> WHAT IS REQUIRED: Every entry that follows should be repeated exactly; drop the images.

#### SUPPLIED MATERIAL

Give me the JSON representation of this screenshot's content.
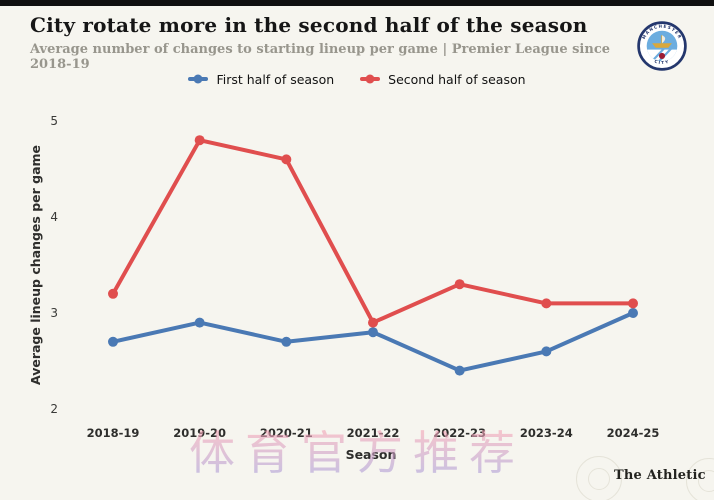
{
  "page": {
    "background_color": "#f6f5ef",
    "top_bar_color": "#101010",
    "accent_blue": "#4a79b4",
    "accent_red": "#e04e4e"
  },
  "header": {
    "title": "City rotate more in the second half of the season",
    "subtitle": "Average number of changes to starting lineup per game | Premier League since 2018-19",
    "badge": {
      "name": "manchester-city-crest",
      "top_text": "MANCHESTER",
      "bottom_text": "CITY"
    }
  },
  "legend": [
    {
      "label": "First half of season",
      "color": "#4a79b4"
    },
    {
      "label": "Second half of season",
      "color": "#e04e4e"
    }
  ],
  "chart_data": {
    "type": "line",
    "title": "City rotate more in the second half of the season",
    "subtitle": "Average number of changes to starting lineup per game | Premier League since 2018-19",
    "xlabel": "Season",
    "ylabel": "Average lineup changes per game",
    "categories": [
      "2018-19",
      "2019-20",
      "2020-21",
      "2021-22",
      "2022-23",
      "2023-24",
      "2024-25"
    ],
    "series": [
      {
        "name": "First half of season",
        "color": "#4a79b4",
        "values": [
          2.7,
          2.9,
          2.7,
          2.8,
          2.4,
          2.6,
          3.0
        ]
      },
      {
        "name": "Second half of season",
        "color": "#e04e4e",
        "values": [
          3.2,
          4.8,
          4.6,
          2.9,
          3.3,
          3.1,
          3.1
        ]
      }
    ],
    "ylim": [
      2,
      5
    ],
    "yticks": [
      5,
      4,
      3,
      2
    ],
    "grid": false,
    "legend_position": "top-center",
    "marker": "circle",
    "line_width": 4
  },
  "watermark": {
    "text": "体育官方推荐"
  },
  "footer": {
    "brand": "The Athletic"
  }
}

########

> RESPONSE TO THIS TASK:
Give me the JSON representation of this screenshot's content.
{
  "page": {
    "background_color": "#f6f5ef",
    "top_bar_color": "#101010",
    "accent_blue": "#4a79b4",
    "accent_red": "#e04e4e"
  },
  "header": {
    "title": "City rotate more in the second half of the season",
    "subtitle": "Average number of changes to starting lineup per game | Premier League since 2018-19",
    "badge": {
      "name": "manchester-city-crest",
      "top_text": "MANCHESTER",
      "bottom_text": "CITY"
    }
  },
  "legend": [
    {
      "label": "First half of season",
      "color": "#4a79b4"
    },
    {
      "label": "Second half of season",
      "color": "#e04e4e"
    }
  ],
  "chart_data": {
    "type": "line",
    "title": "City rotate more in the second half of the season",
    "subtitle": "Average number of changes to starting lineup per game | Premier League since 2018-19",
    "xlabel": "Season",
    "ylabel": "Average lineup changes per game",
    "categories": [
      "2018-19",
      "2019-20",
      "2020-21",
      "2021-22",
      "2022-23",
      "2023-24",
      "2024-25"
    ],
    "series": [
      {
        "name": "First half of season",
        "color": "#4a79b4",
        "values": [
          2.7,
          2.9,
          2.7,
          2.8,
          2.4,
          2.6,
          3.0
        ]
      },
      {
        "name": "Second half of season",
        "color": "#e04e4e",
        "values": [
          3.2,
          4.8,
          4.6,
          2.9,
          3.3,
          3.1,
          3.1
        ]
      }
    ],
    "ylim": [
      2,
      5
    ],
    "yticks": [
      5,
      4,
      3,
      2
    ],
    "grid": false,
    "legend_position": "top-center",
    "marker": "circle",
    "line_width": 4
  },
  "watermark": {
    "text": "体育官方推荐"
  },
  "footer": {
    "brand": "The Athletic"
  }
}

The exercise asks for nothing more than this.